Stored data
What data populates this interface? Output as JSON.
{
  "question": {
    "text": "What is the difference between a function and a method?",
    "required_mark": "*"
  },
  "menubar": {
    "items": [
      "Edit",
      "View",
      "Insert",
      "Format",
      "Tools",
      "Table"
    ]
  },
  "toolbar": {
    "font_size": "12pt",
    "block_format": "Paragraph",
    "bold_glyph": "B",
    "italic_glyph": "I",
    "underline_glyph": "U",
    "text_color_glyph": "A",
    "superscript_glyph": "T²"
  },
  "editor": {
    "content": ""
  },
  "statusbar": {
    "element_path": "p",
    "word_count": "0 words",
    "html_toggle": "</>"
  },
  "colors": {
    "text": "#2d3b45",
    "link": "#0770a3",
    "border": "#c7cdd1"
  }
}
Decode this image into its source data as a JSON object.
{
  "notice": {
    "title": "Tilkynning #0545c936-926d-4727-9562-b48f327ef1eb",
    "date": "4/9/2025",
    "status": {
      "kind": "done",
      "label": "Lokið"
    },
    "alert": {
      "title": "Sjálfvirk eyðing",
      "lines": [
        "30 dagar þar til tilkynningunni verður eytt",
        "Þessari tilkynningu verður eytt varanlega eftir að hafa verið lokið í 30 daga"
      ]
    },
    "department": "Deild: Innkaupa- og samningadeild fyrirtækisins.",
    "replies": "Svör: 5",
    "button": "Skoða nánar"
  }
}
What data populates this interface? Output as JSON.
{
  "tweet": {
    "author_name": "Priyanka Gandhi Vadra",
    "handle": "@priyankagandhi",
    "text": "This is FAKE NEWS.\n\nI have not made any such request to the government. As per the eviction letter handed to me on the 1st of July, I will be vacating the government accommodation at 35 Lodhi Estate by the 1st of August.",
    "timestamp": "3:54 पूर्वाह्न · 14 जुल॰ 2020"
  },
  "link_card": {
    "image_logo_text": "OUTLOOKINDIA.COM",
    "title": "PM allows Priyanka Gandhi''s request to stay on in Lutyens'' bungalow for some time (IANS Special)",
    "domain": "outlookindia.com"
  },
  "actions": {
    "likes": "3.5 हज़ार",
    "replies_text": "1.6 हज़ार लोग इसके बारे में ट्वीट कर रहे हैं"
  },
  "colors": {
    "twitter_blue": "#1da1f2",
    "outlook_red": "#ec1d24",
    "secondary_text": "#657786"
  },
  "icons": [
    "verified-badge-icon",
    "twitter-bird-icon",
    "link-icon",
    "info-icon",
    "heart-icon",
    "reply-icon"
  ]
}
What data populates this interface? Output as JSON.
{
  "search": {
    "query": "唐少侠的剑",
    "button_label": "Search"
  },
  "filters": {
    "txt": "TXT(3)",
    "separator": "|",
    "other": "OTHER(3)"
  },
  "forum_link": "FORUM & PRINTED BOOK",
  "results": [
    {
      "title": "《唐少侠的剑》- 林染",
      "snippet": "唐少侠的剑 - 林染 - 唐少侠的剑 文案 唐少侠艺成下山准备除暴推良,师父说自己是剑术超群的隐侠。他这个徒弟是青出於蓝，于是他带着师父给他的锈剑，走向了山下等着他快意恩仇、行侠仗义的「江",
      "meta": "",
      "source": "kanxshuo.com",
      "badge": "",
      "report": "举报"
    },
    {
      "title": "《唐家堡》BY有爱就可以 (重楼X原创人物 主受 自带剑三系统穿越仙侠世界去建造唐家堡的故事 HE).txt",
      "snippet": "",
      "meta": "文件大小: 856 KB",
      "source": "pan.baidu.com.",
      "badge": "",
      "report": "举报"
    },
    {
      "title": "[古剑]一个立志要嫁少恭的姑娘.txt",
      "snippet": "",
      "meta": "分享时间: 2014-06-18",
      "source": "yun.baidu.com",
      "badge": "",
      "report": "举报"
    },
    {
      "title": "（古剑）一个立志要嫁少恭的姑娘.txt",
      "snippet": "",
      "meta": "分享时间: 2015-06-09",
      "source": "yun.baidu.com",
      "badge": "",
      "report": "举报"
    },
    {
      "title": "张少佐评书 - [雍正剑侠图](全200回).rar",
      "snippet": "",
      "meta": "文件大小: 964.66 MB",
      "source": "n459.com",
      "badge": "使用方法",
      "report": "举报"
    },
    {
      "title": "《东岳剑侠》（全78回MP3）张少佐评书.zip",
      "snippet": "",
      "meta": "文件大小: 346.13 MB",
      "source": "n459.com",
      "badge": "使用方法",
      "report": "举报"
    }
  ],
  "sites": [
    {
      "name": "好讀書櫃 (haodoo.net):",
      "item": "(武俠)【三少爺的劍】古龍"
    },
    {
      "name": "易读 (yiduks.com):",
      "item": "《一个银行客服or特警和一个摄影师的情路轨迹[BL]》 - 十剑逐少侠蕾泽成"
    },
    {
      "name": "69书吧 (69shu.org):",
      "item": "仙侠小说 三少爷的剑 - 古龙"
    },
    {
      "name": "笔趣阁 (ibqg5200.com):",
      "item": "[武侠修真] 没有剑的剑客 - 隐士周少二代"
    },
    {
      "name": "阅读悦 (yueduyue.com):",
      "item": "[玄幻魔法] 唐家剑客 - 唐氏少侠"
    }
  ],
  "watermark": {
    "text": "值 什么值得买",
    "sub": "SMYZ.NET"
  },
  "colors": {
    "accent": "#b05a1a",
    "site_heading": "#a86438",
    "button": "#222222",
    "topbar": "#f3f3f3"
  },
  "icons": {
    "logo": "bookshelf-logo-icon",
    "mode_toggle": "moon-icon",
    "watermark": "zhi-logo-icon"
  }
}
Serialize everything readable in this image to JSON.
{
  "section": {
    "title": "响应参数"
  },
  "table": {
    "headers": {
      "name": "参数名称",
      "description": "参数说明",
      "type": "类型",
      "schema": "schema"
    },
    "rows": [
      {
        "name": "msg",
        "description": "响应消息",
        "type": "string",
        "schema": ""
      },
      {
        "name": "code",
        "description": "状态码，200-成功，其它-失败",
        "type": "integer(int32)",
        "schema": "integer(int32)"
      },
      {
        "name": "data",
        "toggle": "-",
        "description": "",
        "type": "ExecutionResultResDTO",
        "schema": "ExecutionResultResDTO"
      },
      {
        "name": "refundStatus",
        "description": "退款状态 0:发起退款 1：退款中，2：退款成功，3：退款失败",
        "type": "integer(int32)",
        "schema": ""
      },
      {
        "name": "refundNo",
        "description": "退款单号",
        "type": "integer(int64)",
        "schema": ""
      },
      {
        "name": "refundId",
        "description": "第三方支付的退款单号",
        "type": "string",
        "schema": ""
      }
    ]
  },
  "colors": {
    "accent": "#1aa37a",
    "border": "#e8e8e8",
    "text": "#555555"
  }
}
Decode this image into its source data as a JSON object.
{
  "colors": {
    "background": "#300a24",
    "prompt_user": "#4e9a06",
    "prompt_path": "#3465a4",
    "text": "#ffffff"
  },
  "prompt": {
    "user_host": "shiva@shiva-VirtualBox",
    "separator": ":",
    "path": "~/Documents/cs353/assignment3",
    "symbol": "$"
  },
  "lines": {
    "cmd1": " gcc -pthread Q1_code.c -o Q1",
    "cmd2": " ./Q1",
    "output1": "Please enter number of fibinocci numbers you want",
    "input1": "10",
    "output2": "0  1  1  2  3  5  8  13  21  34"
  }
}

▸ REQUIREMENTS:
Please output every record, keeping each line exact.

▸ WORKED SOLUTION:
What data populates this interface? Output as JSON.
{
  "question": {
    "text": "What is the difference between a function and a method?",
    "required_mark": "*"
  },
  "menubar": {
    "items": [
      "Edit",
      "View",
      "Insert",
      "Format",
      "Tools",
      "Table"
    ]
  },
  "toolbar": {
    "font_size": "12pt",
    "block_format": "Paragraph",
    "bold_glyph": "B",
    "italic_glyph": "I",
    "underline_glyph": "U",
    "text_color_glyph": "A",
    "superscript_glyph": "T²"
  },
  "editor": {
    "content": ""
  },
  "statusbar": {
    "element_path": "p",
    "word_count": "0 words",
    "html_toggle": "</>"
  },
  "colors": {
    "text": "#2d3b45",
    "link": "#0770a3",
    "border": "#c7cdd1"
  }
}
Decode this image into its source data as a JSON object.
{
  "notice": {
    "title": "Tilkynning #0545c936-926d-4727-9562-b48f327ef1eb",
    "date": "4/9/2025",
    "status": {
      "kind": "done",
      "label": "Lokið"
    },
    "alert": {
      "title": "Sjálfvirk eyðing",
      "lines": [
        "30 dagar þar til tilkynningunni verður eytt",
        "Þessari tilkynningu verður eytt varanlega eftir að hafa verið lokið í 30 daga"
      ]
    },
    "department": "Deild: Innkaupa- og samningadeild fyrirtækisins.",
    "replies": "Svör: 5",
    "button": "Skoða nánar"
  }
}
What data populates this interface? Output as JSON.
{
  "tweet": {
    "author_name": "Priyanka Gandhi Vadra",
    "handle": "@priyankagandhi",
    "text": "This is FAKE NEWS.\n\nI have not made any such request to the government. As per the eviction letter handed to me on the 1st of July, I will be vacating the government accommodation at 35 Lodhi Estate by the 1st of August.",
    "timestamp": "3:54 पूर्वाह्न · 14 जुल॰ 2020"
  },
  "link_card": {
    "image_logo_text": "OUTLOOKINDIA.COM",
    "title": "PM allows Priyanka Gandhi''s request to stay on in Lutyens'' bungalow for some time (IANS Special)",
    "domain": "outlookindia.com"
  },
  "actions": {
    "likes": "3.5 हज़ार",
    "replies_text": "1.6 हज़ार लोग इसके बारे में ट्वीट कर रहे हैं"
  },
  "colors": {
    "twitter_blue": "#1da1f2",
    "outlook_red": "#ec1d24",
    "secondary_text": "#657786"
  },
  "icons": [
    "verified-badge-icon",
    "twitter-bird-icon",
    "link-icon",
    "info-icon",
    "heart-icon",
    "reply-icon"
  ]
}
What data populates this interface? Output as JSON.
{
  "search": {
    "query": "唐少侠的剑",
    "button_label": "Search"
  },
  "filters": {
    "txt": "TXT(3)",
    "separator": "|",
    "other": "OTHER(3)"
  },
  "forum_link": "FORUM & PRINTED BOOK",
  "results": [
    {
      "title": "《唐少侠的剑》- 林染",
      "snippet": "唐少侠的剑 - 林染 - 唐少侠的剑 文案 唐少侠艺成下山准备除暴推良,师父说自己是剑术超群的隐侠。他这个徒弟是青出於蓝，于是他带着师父给他的锈剑，走向了山下等着他快意恩仇、行侠仗义的「江",
      "meta": "",
      "source": "kanxshuo.com",
      "badge": "",
      "report": "举报"
    },
    {
      "title": "《唐家堡》BY有爱就可以 (重楼X原创人物 主受 自带剑三系统穿越仙侠世界去建造唐家堡的故事 HE).txt",
      "snippet": "",
      "meta": "文件大小: 856 KB",
      "source": "pan.baidu.com.",
      "badge": "",
      "report": "举报"
    },
    {
      "title": "[古剑]一个立志要嫁少恭的姑娘.txt",
      "snippet": "",
      "meta": "分享时间: 2014-06-18",
      "source": "yun.baidu.com",
      "badge": "",
      "report": "举报"
    },
    {
      "title": "（古剑）一个立志要嫁少恭的姑娘.txt",
      "snippet": "",
      "meta": "分享时间: 2015-06-09",
      "source": "yun.baidu.com",
      "badge": "",
      "report": "举报"
    },
    {
      "title": "张少佐评书 - [雍正剑侠图](全200回).rar",
      "snippet": "",
      "meta": "文件大小: 964.66 MB",
      "source": "n459.com",
      "badge": "使用方法",
      "report": "举报"
    },
    {
      "title": "《东岳剑侠》（全78回MP3）张少佐评书.zip",
      "snippet": "",
      "meta": "文件大小: 346.13 MB",
      "source": "n459.com",
      "badge": "使用方法",
      "report": "举报"
    }
  ],
  "sites": [
    {
      "name": "好讀書櫃 (haodoo.net):",
      "item": "(武俠)【三少爺的劍】古龍"
    },
    {
      "name": "易读 (yiduks.com):",
      "item": "《一个银行客服or特警和一个摄影师的情路轨迹[BL]》 - 十剑逐少侠蕾泽成"
    },
    {
      "name": "69书吧 (69shu.org):",
      "item": "仙侠小说 三少爷的剑 - 古龙"
    },
    {
      "name": "笔趣阁 (ibqg5200.com):",
      "item": "[武侠修真] 没有剑的剑客 - 隐士周少二代"
    },
    {
      "name": "阅读悦 (yueduyue.com):",
      "item": "[玄幻魔法] 唐家剑客 - 唐氏少侠"
    }
  ],
  "watermark": {
    "text": "值 什么值得买",
    "sub": "SMYZ.NET"
  },
  "colors": {
    "accent": "#b05a1a",
    "site_heading": "#a86438",
    "button": "#222222",
    "topbar": "#f3f3f3"
  },
  "icons": {
    "logo": "bookshelf-logo-icon",
    "mode_toggle": "moon-icon",
    "watermark": "zhi-logo-icon"
  }
}
Serialize everything readable in this image to JSON.
{
  "section": {
    "title": "响应参数"
  },
  "table": {
    "headers": {
      "name": "参数名称",
      "description": "参数说明",
      "type": "类型",
      "schema": "schema"
    },
    "rows": [
      {
        "name": "msg",
        "description": "响应消息",
        "type": "string",
        "schema": ""
      },
      {
        "name": "code",
        "description": "状态码，200-成功，其它-失败",
        "type": "integer(int32)",
        "schema": "integer(int32)"
      },
      {
        "name": "data",
        "toggle": "-",
        "description": "",
        "type": "ExecutionResultResDTO",
        "schema": "ExecutionResultResDTO"
      },
      {
        "name": "refundStatus",
        "description": "退款状态 0:发起退款 1：退款中，2：退款成功，3：退款失败",
        "type": "integer(int32)",
        "schema": ""
      },
      {
        "name": "refundNo",
        "description": "退款单号",
        "type": "integer(int64)",
        "schema": ""
      },
      {
        "name": "refundId",
        "description": "第三方支付的退款单号",
        "type": "string",
        "schema": ""
      }
    ]
  },
  "colors": {
    "accent": "#1aa37a",
    "border": "#e8e8e8",
    "text": "#555555"
  }
}
Decode this image into its source data as a JSON object.
{
  "colors": {
    "background": "#300a24",
    "prompt_user": "#4e9a06",
    "prompt_path": "#3465a4",
    "text": "#ffffff"
  },
  "prompt": {
    "user_host": "shiva@shiva-VirtualBox",
    "separator": ":",
    "path": "~/Documents/cs353/assignment3",
    "symbol": "$"
  },
  "lines": {
    "cmd1": " gcc -pthread Q1_code.c -o Q1",
    "cmd2": " ./Q1",
    "output1": "Please enter number of fibinocci numbers you want",
    "input1": "10",
    "output2": "0  1  1  2  3  5  8  13  21  34"
  }
}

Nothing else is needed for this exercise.